Find each line with the string "series" and copy it.

--- Begin Items ---

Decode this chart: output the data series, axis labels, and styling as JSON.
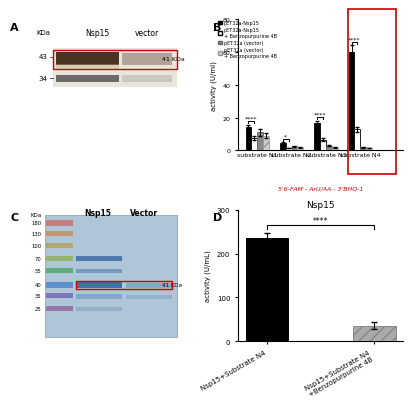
{
  "panel_B": {
    "groups": [
      "substrate N1",
      "substrate N2",
      "substrate N3",
      "substrate N4"
    ],
    "bar_colors": [
      "#000000",
      "#ffffff",
      "#888888",
      "#cccccc"
    ],
    "bar_edge_colors": [
      "#000000",
      "#000000",
      "#666666",
      "#999999"
    ],
    "ylabel": "activity (U/ml)",
    "ylim": [
      0,
      80
    ],
    "yticks": [
      0,
      20,
      40,
      60,
      80
    ],
    "values": {
      "N1": [
        14.0,
        7.5,
        11.0,
        9.0
      ],
      "N2": [
        4.5,
        1.5,
        2.5,
        2.0
      ],
      "N3": [
        17.0,
        6.5,
        3.0,
        2.0
      ],
      "N4": [
        60.0,
        13.0,
        2.0,
        1.5
      ]
    },
    "errors": {
      "N1": [
        1.5,
        1.0,
        2.0,
        1.5
      ],
      "N2": [
        0.6,
        0.3,
        0.4,
        0.3
      ],
      "N3": [
        1.2,
        0.8,
        0.5,
        0.4
      ],
      "N4": [
        4.0,
        1.5,
        0.4,
        0.3
      ]
    },
    "sig_labels": [
      "****",
      "*",
      "****",
      "****"
    ],
    "substrate_label": "5'6-FAM - ArU/AA - 3'BHQ-1",
    "legend_labels": [
      "pET32a-Nsp15",
      "pET32a-Nsp15\n+ Benzopurpurine 4B",
      "pET32a (vector)",
      "pET32a (vector)\n+ Benzopurpurine 4B"
    ]
  },
  "panel_D": {
    "categories": [
      "Nsp15+Substrate N4",
      "Nsp15+Substrate N4\n+Benzopurpurine 4B"
    ],
    "values": [
      235.0,
      35.0
    ],
    "errors": [
      12.0,
      8.0
    ],
    "bar_colors": [
      "#000000",
      "#aaaaaa"
    ],
    "bar_edge_colors": [
      "#000000",
      "#888888"
    ],
    "ylabel": "activity (U/mL)",
    "ylim": [
      0,
      300
    ],
    "yticks": [
      0,
      100,
      200,
      300
    ],
    "title": "Nsp15",
    "significance": "****"
  },
  "panel_A": {
    "kda_labels": [
      "43",
      "34"
    ],
    "col_labels": [
      "Nsp15",
      "vector"
    ],
    "band_label": "41 KDa"
  },
  "panel_C": {
    "kda_labels": [
      "180",
      "130",
      "100",
      "70",
      "55",
      "40",
      "35",
      "25"
    ],
    "col_labels": [
      "Nsp15",
      "Vector"
    ],
    "band_label": "41 KDa",
    "gel_color": "#aec6d8",
    "ladder_colors": [
      "#c87070",
      "#c89060",
      "#b8a060",
      "#90b060",
      "#50a870",
      "#5088c8",
      "#7868b8",
      "#9068a0"
    ]
  }
}
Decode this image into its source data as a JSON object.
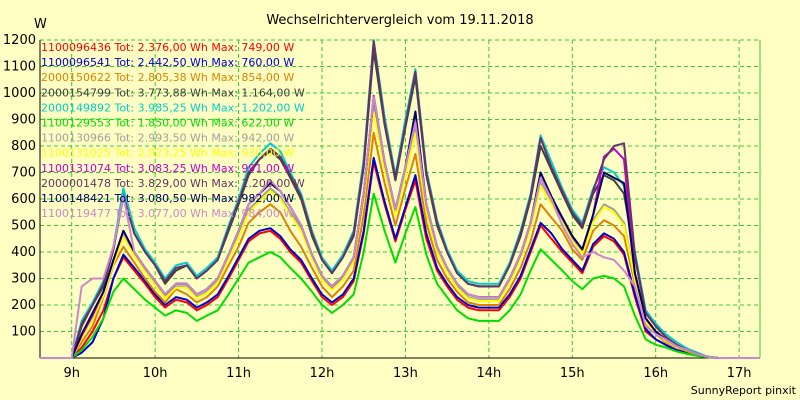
{
  "chart_data": {
    "type": "line",
    "title": "Wechselrichtervergleich vom 19.11.2018",
    "ylabel": "W",
    "xlabel": "",
    "credit": "SunnyReport pinxit",
    "ylim": [
      0,
      1200
    ],
    "xlim": [
      8.62,
      17.25
    ],
    "yticks": [
      100,
      200,
      300,
      400,
      500,
      600,
      700,
      800,
      900,
      1000,
      1100,
      1200
    ],
    "xticks": [
      {
        "x": 9,
        "label": "9h"
      },
      {
        "x": 10,
        "label": "10h"
      },
      {
        "x": 11,
        "label": "11h"
      },
      {
        "x": 12,
        "label": "12h"
      },
      {
        "x": 13,
        "label": "13h"
      },
      {
        "x": 14,
        "label": "14h"
      },
      {
        "x": 15,
        "label": "15h"
      },
      {
        "x": 16,
        "label": "16h"
      },
      {
        "x": 17,
        "label": "17h"
      }
    ],
    "grid": true,
    "legend_position": "top-left",
    "x": [
      8.62,
      8.88,
      9.0,
      9.12,
      9.25,
      9.38,
      9.5,
      9.62,
      9.75,
      9.88,
      10.0,
      10.12,
      10.25,
      10.38,
      10.5,
      10.62,
      10.75,
      10.88,
      11.0,
      11.12,
      11.25,
      11.38,
      11.5,
      11.62,
      11.75,
      11.88,
      12.0,
      12.12,
      12.25,
      12.38,
      12.5,
      12.62,
      12.75,
      12.88,
      13.0,
      13.12,
      13.25,
      13.38,
      13.5,
      13.62,
      13.75,
      13.88,
      14.0,
      14.12,
      14.25,
      14.38,
      14.5,
      14.62,
      14.75,
      14.88,
      15.0,
      15.12,
      15.25,
      15.38,
      15.5,
      15.62,
      15.75,
      15.88,
      16.0,
      16.12,
      16.25,
      16.38,
      16.5,
      16.62,
      16.75,
      16.88,
      17.0,
      17.12,
      17.25
    ],
    "series": [
      {
        "name": "1100096436 Tot: 2.376,00 Wh Max: 749,00 W",
        "color": "#ff0000",
        "values": [
          0,
          0,
          0,
          40,
          100,
          180,
          300,
          380,
          330,
          280,
          230,
          190,
          220,
          210,
          180,
          200,
          230,
          300,
          370,
          440,
          470,
          480,
          450,
          400,
          360,
          290,
          230,
          200,
          230,
          290,
          470,
          740,
          580,
          440,
          560,
          670,
          450,
          330,
          270,
          220,
          190,
          180,
          180,
          180,
          230,
          300,
          400,
          500,
          450,
          400,
          360,
          320,
          420,
          460,
          440,
          390,
          230,
          100,
          70,
          50,
          30,
          20,
          10,
          5,
          0,
          0,
          0,
          0,
          0
        ]
      },
      {
        "name": "1100096541 Tot: 2.442,50 Wh Max: 760,00 W",
        "color": "#0000cc",
        "values": [
          0,
          0,
          0,
          20,
          60,
          150,
          300,
          390,
          340,
          290,
          240,
          200,
          230,
          220,
          190,
          210,
          240,
          310,
          380,
          450,
          480,
          490,
          460,
          410,
          370,
          300,
          240,
          210,
          240,
          300,
          480,
          755,
          590,
          450,
          570,
          690,
          470,
          340,
          280,
          230,
          200,
          190,
          190,
          190,
          240,
          310,
          410,
          510,
          470,
          410,
          370,
          330,
          430,
          470,
          450,
          400,
          240,
          110,
          70,
          50,
          30,
          20,
          10,
          5,
          0,
          0,
          0,
          0,
          0
        ]
      },
      {
        "name": "2000150622 Tot: 2.805,38 Wh Max: 854,00 W",
        "color": "#e08000",
        "values": [
          0,
          0,
          0,
          60,
          120,
          230,
          350,
          420,
          360,
          300,
          250,
          210,
          260,
          240,
          210,
          230,
          270,
          350,
          420,
          510,
          550,
          580,
          550,
          480,
          420,
          340,
          270,
          230,
          270,
          330,
          540,
          850,
          660,
          500,
          640,
          770,
          510,
          370,
          300,
          250,
          210,
          200,
          200,
          200,
          260,
          340,
          440,
          580,
          530,
          480,
          410,
          370,
          480,
          520,
          500,
          460,
          280,
          130,
          90,
          60,
          40,
          25,
          10,
          5,
          0,
          0,
          0,
          0,
          0
        ]
      },
      {
        "name": "2000154799 Tot: 3.773,88 Wh Max: 1.164,00 W",
        "color": "#404040",
        "values": [
          0,
          0,
          0,
          120,
          200,
          270,
          410,
          620,
          470,
          400,
          350,
          280,
          330,
          350,
          300,
          330,
          370,
          480,
          580,
          690,
          750,
          780,
          750,
          680,
          600,
          460,
          370,
          320,
          380,
          460,
          720,
          1160,
          880,
          670,
          870,
          1060,
          690,
          500,
          400,
          320,
          280,
          270,
          270,
          270,
          350,
          460,
          600,
          800,
          710,
          620,
          540,
          490,
          620,
          690,
          670,
          620,
          380,
          170,
          120,
          80,
          50,
          30,
          15,
          5,
          0,
          0,
          0,
          0,
          0
        ]
      },
      {
        "name": "2000149892 Tot: 3.985,25 Wh Max: 1.202,00 W",
        "color": "#00cccc",
        "values": [
          0,
          0,
          0,
          140,
          210,
          290,
          420,
          640,
          490,
          410,
          360,
          300,
          350,
          360,
          310,
          340,
          380,
          500,
          600,
          720,
          770,
          810,
          780,
          700,
          620,
          480,
          380,
          330,
          390,
          480,
          750,
          1200,
          910,
          690,
          900,
          1090,
          710,
          520,
          410,
          330,
          290,
          280,
          280,
          280,
          360,
          480,
          620,
          840,
          740,
          640,
          560,
          510,
          640,
          720,
          700,
          650,
          400,
          180,
          130,
          90,
          60,
          35,
          20,
          5,
          0,
          0,
          0,
          0,
          0
        ]
      },
      {
        "name": "1100129553 Tot: 1.850,00 Wh Max: 622,00 W",
        "color": "#00dd00",
        "values": [
          0,
          0,
          0,
          30,
          80,
          150,
          250,
          300,
          260,
          220,
          190,
          160,
          180,
          170,
          140,
          160,
          180,
          240,
          300,
          360,
          380,
          400,
          380,
          340,
          300,
          250,
          200,
          170,
          200,
          240,
          400,
          620,
          480,
          360,
          470,
          570,
          390,
          280,
          230,
          180,
          150,
          140,
          140,
          140,
          180,
          240,
          330,
          410,
          370,
          330,
          290,
          260,
          300,
          310,
          300,
          270,
          160,
          70,
          50,
          40,
          25,
          15,
          8,
          3,
          0,
          0,
          0,
          0,
          0
        ]
      },
      {
        "name": "1100130966 Tot: 2.993,50 Wh Max: 942,00 W",
        "color": "#a0a0a0",
        "values": [
          0,
          0,
          0,
          80,
          150,
          240,
          360,
          460,
          390,
          330,
          280,
          230,
          270,
          270,
          230,
          250,
          290,
          380,
          460,
          560,
          600,
          640,
          610,
          550,
          490,
          380,
          300,
          260,
          300,
          370,
          600,
          940,
          720,
          550,
          700,
          860,
          560,
          410,
          330,
          270,
          230,
          220,
          220,
          220,
          290,
          380,
          500,
          660,
          590,
          520,
          450,
          400,
          520,
          580,
          560,
          510,
          300,
          140,
          100,
          70,
          45,
          30,
          15,
          5,
          0,
          0,
          0,
          0,
          0
        ]
      },
      {
        "name": "1100131025 Tot: 2.923,25 Wh Max: 930,00 W",
        "color": "#ffff00",
        "values": [
          0,
          0,
          0,
          75,
          145,
          235,
          355,
          455,
          385,
          325,
          275,
          225,
          265,
          265,
          225,
          245,
          285,
          375,
          455,
          550,
          590,
          630,
          600,
          540,
          480,
          375,
          295,
          255,
          295,
          365,
          590,
          930,
          710,
          540,
          690,
          850,
          550,
          400,
          325,
          265,
          225,
          215,
          215,
          215,
          285,
          375,
          490,
          650,
          580,
          510,
          440,
          395,
          510,
          570,
          550,
          500,
          295,
          135,
          95,
          65,
          42,
          28,
          14,
          5,
          0,
          0,
          0,
          0,
          0
        ]
      },
      {
        "name": "1100131074 Tot: 3.083,25 Wh Max: 991,00 W",
        "color": "#cc00cc",
        "values": [
          0,
          0,
          0,
          85,
          160,
          250,
          370,
          480,
          400,
          340,
          290,
          240,
          280,
          280,
          240,
          260,
          300,
          390,
          480,
          580,
          620,
          660,
          630,
          570,
          500,
          390,
          310,
          270,
          310,
          380,
          620,
          990,
          740,
          560,
          720,
          890,
          580,
          420,
          340,
          280,
          240,
          230,
          230,
          230,
          300,
          390,
          510,
          680,
          600,
          530,
          460,
          410,
          540,
          760,
          790,
          750,
          320,
          150,
          100,
          70,
          45,
          30,
          15,
          5,
          0,
          0,
          0,
          0,
          0
        ]
      },
      {
        "name": "2000001478 Tot: 3.829,00 Wh Max: 1.200,00 W",
        "color": "#663366",
        "values": [
          0,
          0,
          0,
          130,
          200,
          280,
          410,
          610,
          470,
          400,
          350,
          290,
          340,
          350,
          300,
          330,
          370,
          490,
          590,
          700,
          750,
          790,
          760,
          690,
          610,
          470,
          370,
          320,
          380,
          470,
          730,
          1195,
          890,
          680,
          880,
          1080,
          700,
          510,
          400,
          320,
          280,
          270,
          270,
          270,
          350,
          470,
          610,
          830,
          720,
          630,
          550,
          500,
          630,
          750,
          800,
          810,
          390,
          170,
          120,
          80,
          50,
          30,
          15,
          5,
          0,
          0,
          0,
          0,
          0
        ]
      },
      {
        "name": "1100148421 Tot: 3.080,50 Wh Max: 982,00 W",
        "color": "#000066",
        "values": [
          0,
          0,
          0,
          90,
          170,
          250,
          370,
          480,
          400,
          340,
          290,
          240,
          280,
          280,
          240,
          260,
          300,
          390,
          480,
          580,
          620,
          660,
          630,
          570,
          500,
          390,
          310,
          270,
          310,
          380,
          620,
          980,
          740,
          560,
          720,
          930,
          580,
          420,
          340,
          280,
          240,
          230,
          230,
          230,
          300,
          390,
          510,
          700,
          610,
          530,
          460,
          410,
          540,
          700,
          680,
          660,
          320,
          150,
          100,
          70,
          45,
          30,
          15,
          5,
          0,
          0,
          0,
          0,
          0
        ]
      },
      {
        "name": "1100119477 Tot: 3.077,00 Wh Max: 984,00 W",
        "color": "#cc88cc",
        "values": [
          0,
          0,
          0,
          270,
          300,
          300,
          420,
          610,
          400,
          340,
          290,
          240,
          280,
          280,
          240,
          260,
          300,
          390,
          480,
          580,
          620,
          670,
          630,
          570,
          500,
          390,
          310,
          270,
          310,
          380,
          620,
          984,
          740,
          560,
          720,
          890,
          580,
          420,
          340,
          280,
          240,
          230,
          230,
          230,
          300,
          390,
          510,
          680,
          600,
          500,
          430,
          380,
          400,
          380,
          370,
          330,
          270,
          120,
          90,
          70,
          45,
          30,
          15,
          5,
          0,
          0,
          0,
          0,
          0
        ]
      }
    ]
  }
}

--- End Items ---

### Exercise response
Decode this chart: output the data series, axis labels, and styling as JSON.
    "series": [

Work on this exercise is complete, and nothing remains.